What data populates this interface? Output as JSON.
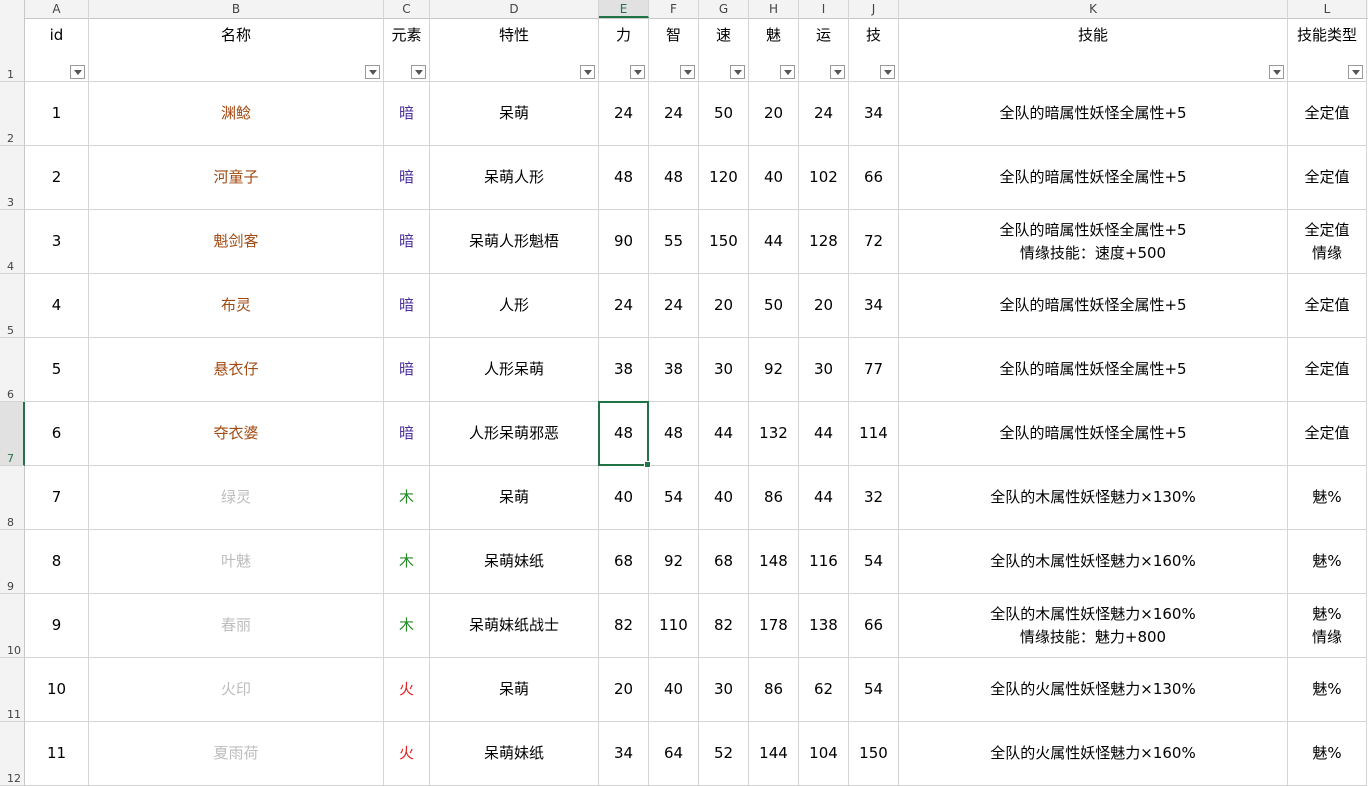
{
  "columns": [
    "A",
    "B",
    "C",
    "D",
    "E",
    "F",
    "G",
    "H",
    "I",
    "J",
    "K",
    "L"
  ],
  "active_column": "E",
  "row_numbers": [
    "1",
    "2",
    "3",
    "4",
    "5",
    "6",
    "7",
    "8",
    "9",
    "10",
    "11",
    "12"
  ],
  "active_row": "7",
  "headers": [
    "id",
    "名称",
    "元素",
    "特性",
    "力",
    "智",
    "速",
    "魅",
    "运",
    "技",
    "技能",
    "技能类型"
  ],
  "element_colors": {
    "暗": "#4b2d9a",
    "木": "#2a8a2a",
    "火": "#e02020"
  },
  "rows": [
    {
      "id": "1",
      "name": "渊鲶",
      "elem": "暗",
      "trait": "呆萌",
      "li": "24",
      "zhi": "24",
      "su": "50",
      "mei": "20",
      "yun": "24",
      "ji": "34",
      "skill": "全队的暗属性妖怪全属性+5",
      "type": "全定值",
      "tone": "dark"
    },
    {
      "id": "2",
      "name": "河童子",
      "elem": "暗",
      "trait": "呆萌人形",
      "li": "48",
      "zhi": "48",
      "su": "120",
      "mei": "40",
      "yun": "102",
      "ji": "66",
      "skill": "全队的暗属性妖怪全属性+5",
      "type": "全定值",
      "tone": "dark"
    },
    {
      "id": "3",
      "name": "魁剑客",
      "elem": "暗",
      "trait": "呆萌人形魁梧",
      "li": "90",
      "zhi": "55",
      "su": "150",
      "mei": "44",
      "yun": "128",
      "ji": "72",
      "skill": "全队的暗属性妖怪全属性+5\n情缘技能：速度+500",
      "type": "全定值\n情缘",
      "tone": "dark"
    },
    {
      "id": "4",
      "name": "布灵",
      "elem": "暗",
      "trait": "人形",
      "li": "24",
      "zhi": "24",
      "su": "20",
      "mei": "50",
      "yun": "20",
      "ji": "34",
      "skill": "全队的暗属性妖怪全属性+5",
      "type": "全定值",
      "tone": "dark"
    },
    {
      "id": "5",
      "name": "悬衣仔",
      "elem": "暗",
      "trait": "人形呆萌",
      "li": "38",
      "zhi": "38",
      "su": "30",
      "mei": "92",
      "yun": "30",
      "ji": "77",
      "skill": "全队的暗属性妖怪全属性+5",
      "type": "全定值",
      "tone": "dark"
    },
    {
      "id": "6",
      "name": "夺衣婆",
      "elem": "暗",
      "trait": "人形呆萌邪恶",
      "li": "48",
      "zhi": "48",
      "su": "44",
      "mei": "132",
      "yun": "44",
      "ji": "114",
      "skill": "全队的暗属性妖怪全属性+5",
      "type": "全定值",
      "tone": "dark"
    },
    {
      "id": "7",
      "name": "绿灵",
      "elem": "木",
      "trait": "呆萌",
      "li": "40",
      "zhi": "54",
      "su": "40",
      "mei": "86",
      "yun": "44",
      "ji": "32",
      "skill": "全队的木属性妖怪魅力×130%",
      "type": "魅%",
      "tone": "light"
    },
    {
      "id": "8",
      "name": "叶魅",
      "elem": "木",
      "trait": "呆萌妹纸",
      "li": "68",
      "zhi": "92",
      "su": "68",
      "mei": "148",
      "yun": "116",
      "ji": "54",
      "skill": "全队的木属性妖怪魅力×160%",
      "type": "魅%",
      "tone": "light"
    },
    {
      "id": "9",
      "name": "春丽",
      "elem": "木",
      "trait": "呆萌妹纸战士",
      "li": "82",
      "zhi": "110",
      "su": "82",
      "mei": "178",
      "yun": "138",
      "ji": "66",
      "skill": "全队的木属性妖怪魅力×160%\n情缘技能：魅力+800",
      "type": "魅%\n情缘",
      "tone": "light"
    },
    {
      "id": "10",
      "name": "火印",
      "elem": "火",
      "trait": "呆萌",
      "li": "20",
      "zhi": "40",
      "su": "30",
      "mei": "86",
      "yun": "62",
      "ji": "54",
      "skill": "全队的火属性妖怪魅力×130%",
      "type": "魅%",
      "tone": "light"
    },
    {
      "id": "11",
      "name": "夏雨荷",
      "elem": "火",
      "trait": "呆萌妹纸",
      "li": "34",
      "zhi": "64",
      "su": "52",
      "mei": "144",
      "yun": "104",
      "ji": "150",
      "skill": "全队的火属性妖怪魅力×160%",
      "type": "魅%",
      "tone": "light"
    }
  ]
}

### Work to complete:
Return all of the entries word for word, but omit the pictures.

### Output of the exercise:
What data populates this interface? Output as JSON.
{
  "columns": [
    "A",
    "B",
    "C",
    "D",
    "E",
    "F",
    "G",
    "H",
    "I",
    "J",
    "K",
    "L"
  ],
  "active_column": "E",
  "row_numbers": [
    "1",
    "2",
    "3",
    "4",
    "5",
    "6",
    "7",
    "8",
    "9",
    "10",
    "11",
    "12"
  ],
  "active_row": "7",
  "headers": [
    "id",
    "名称",
    "元素",
    "特性",
    "力",
    "智",
    "速",
    "魅",
    "运",
    "技",
    "技能",
    "技能类型"
  ],
  "element_colors": {
    "暗": "#4b2d9a",
    "木": "#2a8a2a",
    "火": "#e02020"
  },
  "rows": [
    {
      "id": "1",
      "name": "渊鲶",
      "elem": "暗",
      "trait": "呆萌",
      "li": "24",
      "zhi": "24",
      "su": "50",
      "mei": "20",
      "yun": "24",
      "ji": "34",
      "skill": "全队的暗属性妖怪全属性+5",
      "type": "全定值",
      "tone": "dark"
    },
    {
      "id": "2",
      "name": "河童子",
      "elem": "暗",
      "trait": "呆萌人形",
      "li": "48",
      "zhi": "48",
      "su": "120",
      "mei": "40",
      "yun": "102",
      "ji": "66",
      "skill": "全队的暗属性妖怪全属性+5",
      "type": "全定值",
      "tone": "dark"
    },
    {
      "id": "3",
      "name": "魁剑客",
      "elem": "暗",
      "trait": "呆萌人形魁梧",
      "li": "90",
      "zhi": "55",
      "su": "150",
      "mei": "44",
      "yun": "128",
      "ji": "72",
      "skill": "全队的暗属性妖怪全属性+5\n情缘技能：速度+500",
      "type": "全定值\n情缘",
      "tone": "dark"
    },
    {
      "id": "4",
      "name": "布灵",
      "elem": "暗",
      "trait": "人形",
      "li": "24",
      "zhi": "24",
      "su": "20",
      "mei": "50",
      "yun": "20",
      "ji": "34",
      "skill": "全队的暗属性妖怪全属性+5",
      "type": "全定值",
      "tone": "dark"
    },
    {
      "id": "5",
      "name": "悬衣仔",
      "elem": "暗",
      "trait": "人形呆萌",
      "li": "38",
      "zhi": "38",
      "su": "30",
      "mei": "92",
      "yun": "30",
      "ji": "77",
      "skill": "全队的暗属性妖怪全属性+5",
      "type": "全定值",
      "tone": "dark"
    },
    {
      "id": "6",
      "name": "夺衣婆",
      "elem": "暗",
      "trait": "人形呆萌邪恶",
      "li": "48",
      "zhi": "48",
      "su": "44",
      "mei": "132",
      "yun": "44",
      "ji": "114",
      "skill": "全队的暗属性妖怪全属性+5",
      "type": "全定值",
      "tone": "dark"
    },
    {
      "id": "7",
      "name": "绿灵",
      "elem": "木",
      "trait": "呆萌",
      "li": "40",
      "zhi": "54",
      "su": "40",
      "mei": "86",
      "yun": "44",
      "ji": "32",
      "skill": "全队的木属性妖怪魅力×130%",
      "type": "魅%",
      "tone": "light"
    },
    {
      "id": "8",
      "name": "叶魅",
      "elem": "木",
      "trait": "呆萌妹纸",
      "li": "68",
      "zhi": "92",
      "su": "68",
      "mei": "148",
      "yun": "116",
      "ji": "54",
      "skill": "全队的木属性妖怪魅力×160%",
      "type": "魅%",
      "tone": "light"
    },
    {
      "id": "9",
      "name": "春丽",
      "elem": "木",
      "trait": "呆萌妹纸战士",
      "li": "82",
      "zhi": "110",
      "su": "82",
      "mei": "178",
      "yun": "138",
      "ji": "66",
      "skill": "全队的木属性妖怪魅力×160%\n情缘技能：魅力+800",
      "type": "魅%\n情缘",
      "tone": "light"
    },
    {
      "id": "10",
      "name": "火印",
      "elem": "火",
      "trait": "呆萌",
      "li": "20",
      "zhi": "40",
      "su": "30",
      "mei": "86",
      "yun": "62",
      "ji": "54",
      "skill": "全队的火属性妖怪魅力×130%",
      "type": "魅%",
      "tone": "light"
    },
    {
      "id": "11",
      "name": "夏雨荷",
      "elem": "火",
      "trait": "呆萌妹纸",
      "li": "34",
      "zhi": "64",
      "su": "52",
      "mei": "144",
      "yun": "104",
      "ji": "150",
      "skill": "全队的火属性妖怪魅力×160%",
      "type": "魅%",
      "tone": "light"
    }
  ]
}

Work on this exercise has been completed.